INSTRUCTIONS TO FOLLOW:
Retype every line of the records below exactly, leaving the pictures out of your answer.

DATA RECORDS:
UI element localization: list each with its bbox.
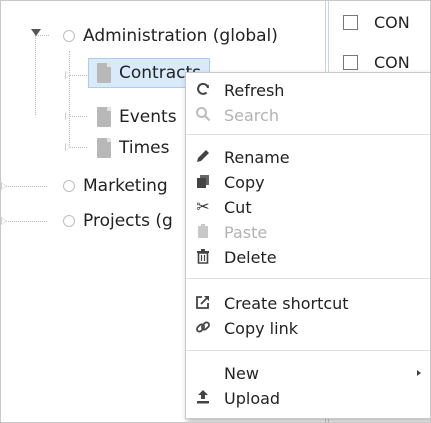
tree-guide-child-2-h <box>69 116 87 117</box>
menu-item-label: New <box>224 363 259 383</box>
tree-item-marketing[interactable]: Marketing <box>63 171 168 201</box>
document-icon <box>97 63 111 83</box>
tree-item-label: Times <box>119 138 170 158</box>
link-icon <box>194 319 212 338</box>
tree-guide-root-2 <box>3 186 47 187</box>
menu-item-paste: Paste <box>186 220 430 244</box>
expand-arrow-icon[interactable] <box>65 71 71 79</box>
row-checkbox[interactable] <box>343 14 358 30</box>
list-item-label: CON <box>374 12 410 32</box>
menu-item-copy[interactable]: Copy <box>186 170 430 194</box>
menu-separator <box>186 278 430 279</box>
collapse-arrow-icon[interactable] <box>31 29 41 36</box>
menu-item-cut[interactable]: ✂ Cut <box>186 195 430 219</box>
expand-arrow-icon[interactable] <box>1 182 7 190</box>
document-icon <box>97 138 111 158</box>
menu-item-upload[interactable]: Upload <box>186 386 430 410</box>
menu-item-delete[interactable]: Delete <box>186 245 430 269</box>
tree-item-administration[interactable]: Administration (global) <box>63 21 278 51</box>
expand-arrow-icon[interactable] <box>65 112 71 120</box>
tree-guide-child-1-h <box>69 75 87 76</box>
expand-arrow-icon[interactable] <box>1 217 7 225</box>
copy-icon <box>194 173 212 192</box>
tree-guide-root-3 <box>3 221 47 222</box>
menu-item-copy-link[interactable]: Copy link <box>186 316 430 340</box>
expand-arrow-icon[interactable] <box>65 143 71 151</box>
menu-item-label: Copy link <box>224 318 298 338</box>
menu-item-label: Delete <box>224 247 277 267</box>
circle-icon <box>63 180 75 192</box>
menu-item-new[interactable]: New <box>186 361 430 385</box>
menu-item-label: Cut <box>224 197 252 217</box>
menu-item-label: Copy <box>224 172 265 192</box>
pencil-icon <box>194 148 212 167</box>
tree-item-label: Events <box>119 107 177 127</box>
tree-guide-child-3-h <box>69 147 87 148</box>
document-icon <box>97 107 111 127</box>
refresh-icon <box>194 81 212 100</box>
menu-separator <box>186 134 430 135</box>
menu-item-label: Upload <box>224 388 281 408</box>
menu-item-label: Search <box>224 105 279 125</box>
file-manager-window: Administration (global) Contracts Events… <box>0 0 431 423</box>
circle-icon <box>63 30 75 42</box>
tree-item-label: Administration (global) <box>83 26 278 46</box>
menu-separator <box>186 350 430 351</box>
menu-item-label: Rename <box>224 147 290 167</box>
tree-guide-vertical <box>35 35 36 115</box>
tree-item-label: Marketing <box>83 176 168 196</box>
tree-item-projects[interactable]: Projects (g <box>63 206 173 236</box>
trash-icon <box>194 248 212 267</box>
menu-item-refresh[interactable]: Refresh <box>186 78 430 102</box>
shortcut-icon <box>194 294 212 313</box>
menu-item-search: Search <box>186 103 430 127</box>
menu-item-label: Refresh <box>224 80 285 100</box>
tree-item-times[interactable]: Times <box>97 133 169 163</box>
upload-icon <box>194 389 212 408</box>
menu-item-rename[interactable]: Rename <box>186 145 430 169</box>
list-item-label: CON <box>374 52 410 72</box>
menu-item-create-shortcut[interactable]: Create shortcut <box>186 291 430 315</box>
list-item[interactable]: CON <box>343 7 410 37</box>
scissors-icon: ✂ <box>196 197 210 216</box>
row-checkbox[interactable] <box>343 54 358 70</box>
menu-item-label: Create shortcut <box>224 293 349 313</box>
tree-item-events[interactable]: Events <box>97 102 177 132</box>
context-menu: Refresh Search Rename Copy ✂ Cut Paste D… <box>185 72 430 419</box>
tree-item-label: Projects (g <box>83 211 173 231</box>
tree-guide-child-1 <box>69 51 70 147</box>
submenu-arrow-icon <box>417 370 421 376</box>
circle-icon <box>63 215 75 227</box>
clipboard-icon <box>194 223 212 242</box>
search-icon <box>194 106 212 125</box>
menu-item-label: Paste <box>224 222 268 242</box>
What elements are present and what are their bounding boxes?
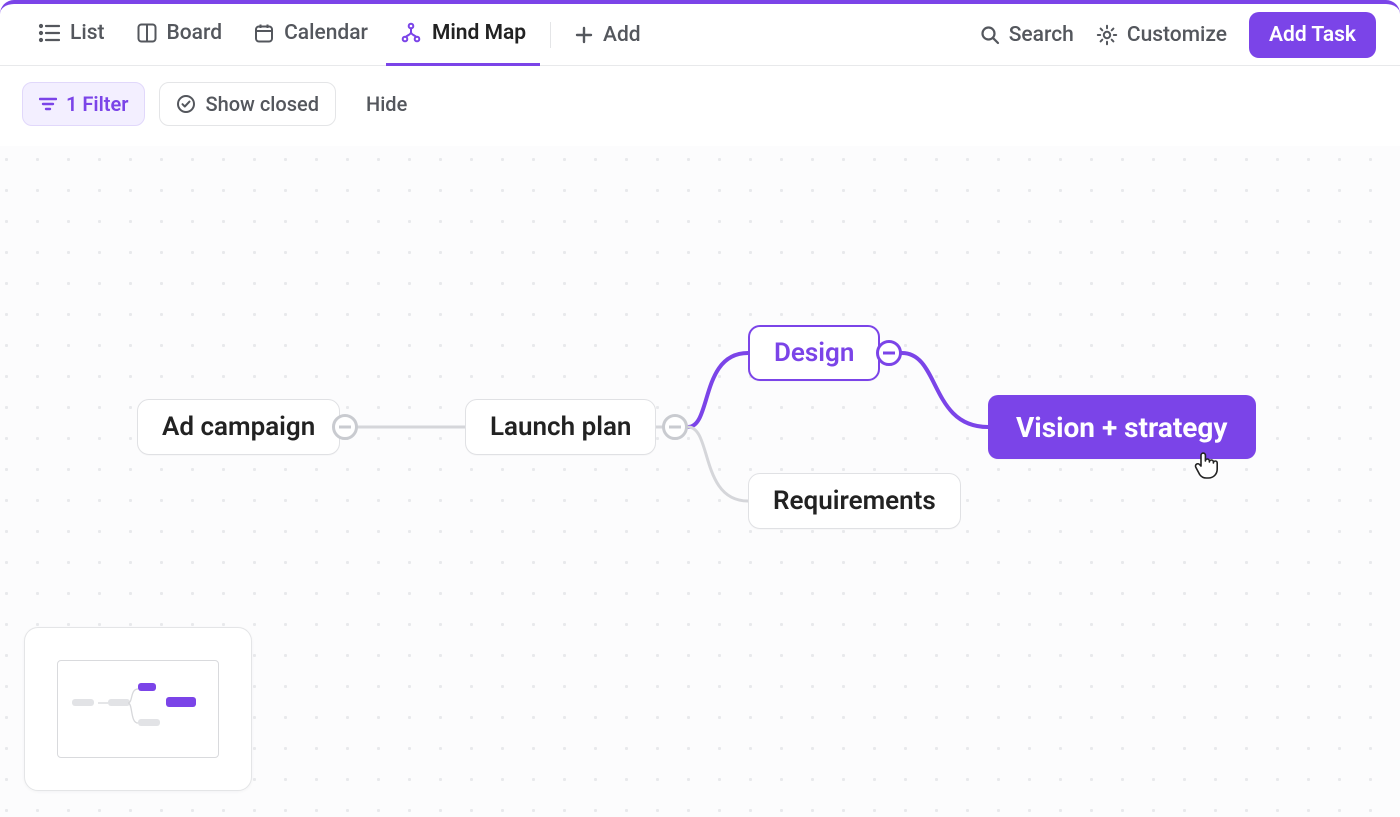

RESPONSE FOR THIS EXERCISE:
UI element localization: list each with its bbox.
tree-guide-child-2-h <box>69 116 87 117</box>
menu-item-label: New <box>224 363 259 383</box>
tree-item-marketing[interactable]: Marketing <box>63 171 168 201</box>
document-icon <box>97 63 111 83</box>
tree-item-label: Times <box>119 138 170 158</box>
link-icon <box>194 319 212 338</box>
tree-guide-root-2 <box>3 186 47 187</box>
menu-item-paste: Paste <box>186 220 430 244</box>
expand-arrow-icon[interactable] <box>65 71 71 79</box>
row-checkbox[interactable] <box>343 14 358 30</box>
list-item-label: CON <box>374 12 410 32</box>
menu-item-copy[interactable]: Copy <box>186 170 430 194</box>
menu-separator <box>186 278 430 279</box>
collapse-arrow-icon[interactable] <box>31 29 41 36</box>
menu-item-cut[interactable]: ✂ Cut <box>186 195 430 219</box>
expand-arrow-icon[interactable] <box>1 182 7 190</box>
document-icon <box>97 138 111 158</box>
menu-item-upload[interactable]: Upload <box>186 386 430 410</box>
menu-item-delete[interactable]: Delete <box>186 245 430 269</box>
tree-item-administration[interactable]: Administration (global) <box>63 21 278 51</box>
expand-arrow-icon[interactable] <box>65 112 71 120</box>
tree-guide-child-1-h <box>69 75 87 76</box>
expand-arrow-icon[interactable] <box>1 217 7 225</box>
copy-icon <box>194 173 212 192</box>
tree-guide-root-3 <box>3 221 47 222</box>
menu-item-copy-link[interactable]: Copy link <box>186 316 430 340</box>
expand-arrow-icon[interactable] <box>65 143 71 151</box>
menu-item-label: Copy link <box>224 318 298 338</box>
menu-item-label: Delete <box>224 247 277 267</box>
circle-icon <box>63 180 75 192</box>
menu-item-new[interactable]: New <box>186 361 430 385</box>
menu-item-label: Cut <box>224 197 252 217</box>
menu-item-label: Copy <box>224 172 265 192</box>
pencil-icon <box>194 148 212 167</box>
tree-item-label: Events <box>119 107 177 127</box>
tree-guide-child-3-h <box>69 147 87 148</box>
document-icon <box>97 107 111 127</box>
refresh-icon <box>194 81 212 100</box>
menu-separator <box>186 134 430 135</box>
menu-item-label: Upload <box>224 388 281 408</box>
menu-item-label: Search <box>224 105 279 125</box>
file-manager-window: Administration (global) Contracts Events… <box>0 0 431 423</box>
circle-icon <box>63 30 75 42</box>
tree-item-label: Administration (global) <box>83 26 278 46</box>
menu-separator <box>186 350 430 351</box>
menu-item-label: Rename <box>224 147 290 167</box>
tree-guide-vertical <box>35 35 36 115</box>
tree-item-label: Marketing <box>83 176 168 196</box>
tree-item-projects[interactable]: Projects (g <box>63 206 173 236</box>
trash-icon <box>194 248 212 267</box>
menu-item-refresh[interactable]: Refresh <box>186 78 430 102</box>
shortcut-icon <box>194 294 212 313</box>
menu-item-search: Search <box>186 103 430 127</box>
menu-item-label: Refresh <box>224 80 285 100</box>
tree-item-times[interactable]: Times <box>97 133 169 163</box>
upload-icon <box>194 389 212 408</box>
menu-item-rename[interactable]: Rename <box>186 145 430 169</box>
list-item-label: CON <box>374 52 410 72</box>
menu-item-create-shortcut[interactable]: Create shortcut <box>186 291 430 315</box>
list-item[interactable]: CON <box>343 7 410 37</box>
scissors-icon: ✂ <box>196 197 210 216</box>
row-checkbox[interactable] <box>343 54 358 70</box>
menu-item-label: Create shortcut <box>224 293 349 313</box>
tree-item-events[interactable]: Events <box>97 102 177 132</box>
context-menu: Refresh Search Rename Copy ✂ Cut Paste D… <box>185 72 430 419</box>
tree-item-label: Projects (g <box>83 211 173 231</box>
tree-guide-child-1 <box>69 51 70 147</box>
submenu-arrow-icon <box>417 370 421 376</box>
circle-icon <box>63 215 75 227</box>
clipboard-icon <box>194 223 212 242</box>
search-icon <box>194 106 212 125</box>
menu-item-label: Paste <box>224 222 268 242</box>
What elements are present and what are their bounding boxes?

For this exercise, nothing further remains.